Check each line of the records for "Millions"; collect those that have it.

Excerpts from a figure dataset:
╭──
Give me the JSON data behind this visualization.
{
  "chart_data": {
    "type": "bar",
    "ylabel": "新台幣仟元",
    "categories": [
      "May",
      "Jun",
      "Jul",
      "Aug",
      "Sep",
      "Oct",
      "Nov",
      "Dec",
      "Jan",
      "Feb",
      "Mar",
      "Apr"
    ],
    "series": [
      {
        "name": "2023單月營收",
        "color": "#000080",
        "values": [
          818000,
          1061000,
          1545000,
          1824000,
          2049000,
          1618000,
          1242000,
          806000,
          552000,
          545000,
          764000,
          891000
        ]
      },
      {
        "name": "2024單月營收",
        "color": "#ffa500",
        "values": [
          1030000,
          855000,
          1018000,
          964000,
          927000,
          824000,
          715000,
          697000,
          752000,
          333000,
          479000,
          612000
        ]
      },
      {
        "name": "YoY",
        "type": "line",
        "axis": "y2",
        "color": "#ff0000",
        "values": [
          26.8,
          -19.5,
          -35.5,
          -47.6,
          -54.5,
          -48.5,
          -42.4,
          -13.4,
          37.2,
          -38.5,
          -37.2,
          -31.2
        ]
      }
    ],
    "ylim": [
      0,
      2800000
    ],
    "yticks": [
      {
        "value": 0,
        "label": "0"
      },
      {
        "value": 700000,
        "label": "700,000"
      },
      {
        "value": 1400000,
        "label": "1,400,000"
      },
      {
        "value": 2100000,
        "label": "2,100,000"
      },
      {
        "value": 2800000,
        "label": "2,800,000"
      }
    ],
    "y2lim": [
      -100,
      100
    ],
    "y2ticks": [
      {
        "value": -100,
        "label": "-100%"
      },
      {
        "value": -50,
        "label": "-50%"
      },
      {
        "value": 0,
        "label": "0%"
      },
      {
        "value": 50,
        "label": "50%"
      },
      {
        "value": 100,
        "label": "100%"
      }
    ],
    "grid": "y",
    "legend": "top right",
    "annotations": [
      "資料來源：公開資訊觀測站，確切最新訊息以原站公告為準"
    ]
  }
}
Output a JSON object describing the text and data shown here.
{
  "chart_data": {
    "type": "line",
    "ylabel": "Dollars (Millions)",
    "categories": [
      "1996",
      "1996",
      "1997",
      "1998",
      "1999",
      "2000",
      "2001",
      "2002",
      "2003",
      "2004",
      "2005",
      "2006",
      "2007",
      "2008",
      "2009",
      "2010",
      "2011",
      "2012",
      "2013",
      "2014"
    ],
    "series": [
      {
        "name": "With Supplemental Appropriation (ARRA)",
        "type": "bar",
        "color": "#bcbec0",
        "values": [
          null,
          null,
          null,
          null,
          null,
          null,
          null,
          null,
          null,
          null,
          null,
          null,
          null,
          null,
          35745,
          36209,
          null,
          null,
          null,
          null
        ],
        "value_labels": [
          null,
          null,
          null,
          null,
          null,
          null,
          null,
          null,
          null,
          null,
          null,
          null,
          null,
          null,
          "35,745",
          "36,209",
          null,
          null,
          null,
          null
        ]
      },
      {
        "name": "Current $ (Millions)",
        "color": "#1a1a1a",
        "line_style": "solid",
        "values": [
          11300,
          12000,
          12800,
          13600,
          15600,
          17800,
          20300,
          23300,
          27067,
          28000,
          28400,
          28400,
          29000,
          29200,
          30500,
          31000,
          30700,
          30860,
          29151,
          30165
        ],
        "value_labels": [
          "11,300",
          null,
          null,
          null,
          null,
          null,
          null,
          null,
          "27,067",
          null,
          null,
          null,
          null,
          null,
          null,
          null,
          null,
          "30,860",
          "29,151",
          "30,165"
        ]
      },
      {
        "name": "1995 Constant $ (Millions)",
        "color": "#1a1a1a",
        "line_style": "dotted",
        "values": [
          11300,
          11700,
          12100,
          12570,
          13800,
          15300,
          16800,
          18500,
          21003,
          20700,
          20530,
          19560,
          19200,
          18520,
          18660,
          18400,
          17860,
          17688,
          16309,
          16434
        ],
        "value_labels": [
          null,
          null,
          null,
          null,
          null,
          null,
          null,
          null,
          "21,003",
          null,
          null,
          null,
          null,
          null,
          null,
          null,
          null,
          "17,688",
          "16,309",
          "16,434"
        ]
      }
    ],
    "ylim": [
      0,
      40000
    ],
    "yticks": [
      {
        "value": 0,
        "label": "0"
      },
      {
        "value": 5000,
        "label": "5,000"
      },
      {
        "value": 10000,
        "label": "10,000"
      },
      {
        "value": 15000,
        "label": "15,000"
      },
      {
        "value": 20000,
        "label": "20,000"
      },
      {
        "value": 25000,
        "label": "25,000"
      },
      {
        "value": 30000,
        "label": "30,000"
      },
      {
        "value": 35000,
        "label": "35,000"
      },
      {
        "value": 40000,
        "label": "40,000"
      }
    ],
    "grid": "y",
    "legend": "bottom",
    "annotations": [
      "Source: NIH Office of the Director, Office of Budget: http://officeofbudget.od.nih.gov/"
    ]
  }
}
╰──
TASK ANSWER:
    "ylabel": "Dollars (Millions)",
        "name": "Current $ (Millions)",
        "name": "1995 Constant $ (Millions)",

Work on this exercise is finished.